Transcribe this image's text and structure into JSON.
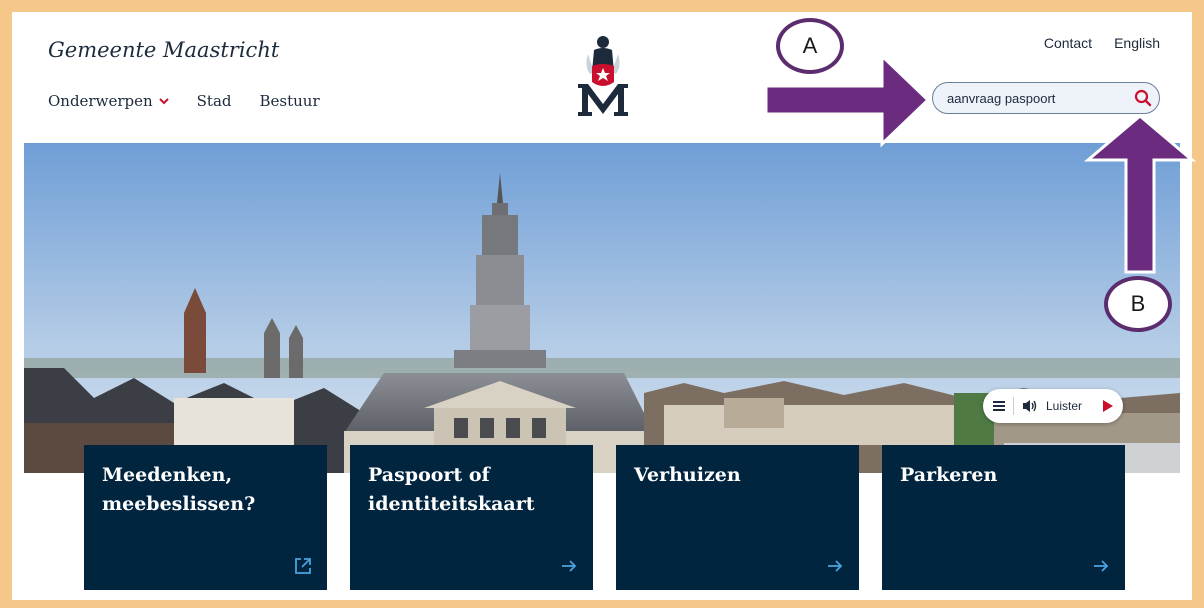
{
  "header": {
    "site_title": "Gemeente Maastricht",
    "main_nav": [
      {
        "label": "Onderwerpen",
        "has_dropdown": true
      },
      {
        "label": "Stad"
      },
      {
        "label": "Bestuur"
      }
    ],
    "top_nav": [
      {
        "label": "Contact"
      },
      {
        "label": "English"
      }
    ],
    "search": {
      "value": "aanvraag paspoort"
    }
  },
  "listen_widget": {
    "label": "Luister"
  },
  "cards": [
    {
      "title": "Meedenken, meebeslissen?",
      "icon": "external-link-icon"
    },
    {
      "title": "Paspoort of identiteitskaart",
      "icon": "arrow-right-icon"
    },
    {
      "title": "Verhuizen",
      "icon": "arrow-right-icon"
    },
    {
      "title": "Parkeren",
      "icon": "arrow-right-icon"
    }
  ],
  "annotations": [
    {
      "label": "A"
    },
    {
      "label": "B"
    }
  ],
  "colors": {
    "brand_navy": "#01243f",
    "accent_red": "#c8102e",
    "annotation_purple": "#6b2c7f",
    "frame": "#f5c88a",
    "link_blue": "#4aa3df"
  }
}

* Work instructions *
Leave out the pictures and reproduce the rest of the listing exactly.

* The result *
Transcribe this image's text and structure into JSON.
{
  "header": {
    "site_title": "Gemeente Maastricht",
    "main_nav": [
      {
        "label": "Onderwerpen",
        "has_dropdown": true
      },
      {
        "label": "Stad"
      },
      {
        "label": "Bestuur"
      }
    ],
    "top_nav": [
      {
        "label": "Contact"
      },
      {
        "label": "English"
      }
    ],
    "search": {
      "value": "aanvraag paspoort"
    }
  },
  "listen_widget": {
    "label": "Luister"
  },
  "cards": [
    {
      "title": "Meedenken, meebeslissen?",
      "icon": "external-link-icon"
    },
    {
      "title": "Paspoort of identiteitskaart",
      "icon": "arrow-right-icon"
    },
    {
      "title": "Verhuizen",
      "icon": "arrow-right-icon"
    },
    {
      "title": "Parkeren",
      "icon": "arrow-right-icon"
    }
  ],
  "annotations": [
    {
      "label": "A"
    },
    {
      "label": "B"
    }
  ],
  "colors": {
    "brand_navy": "#01243f",
    "accent_red": "#c8102e",
    "annotation_purple": "#6b2c7f",
    "frame": "#f5c88a",
    "link_blue": "#4aa3df"
  }
}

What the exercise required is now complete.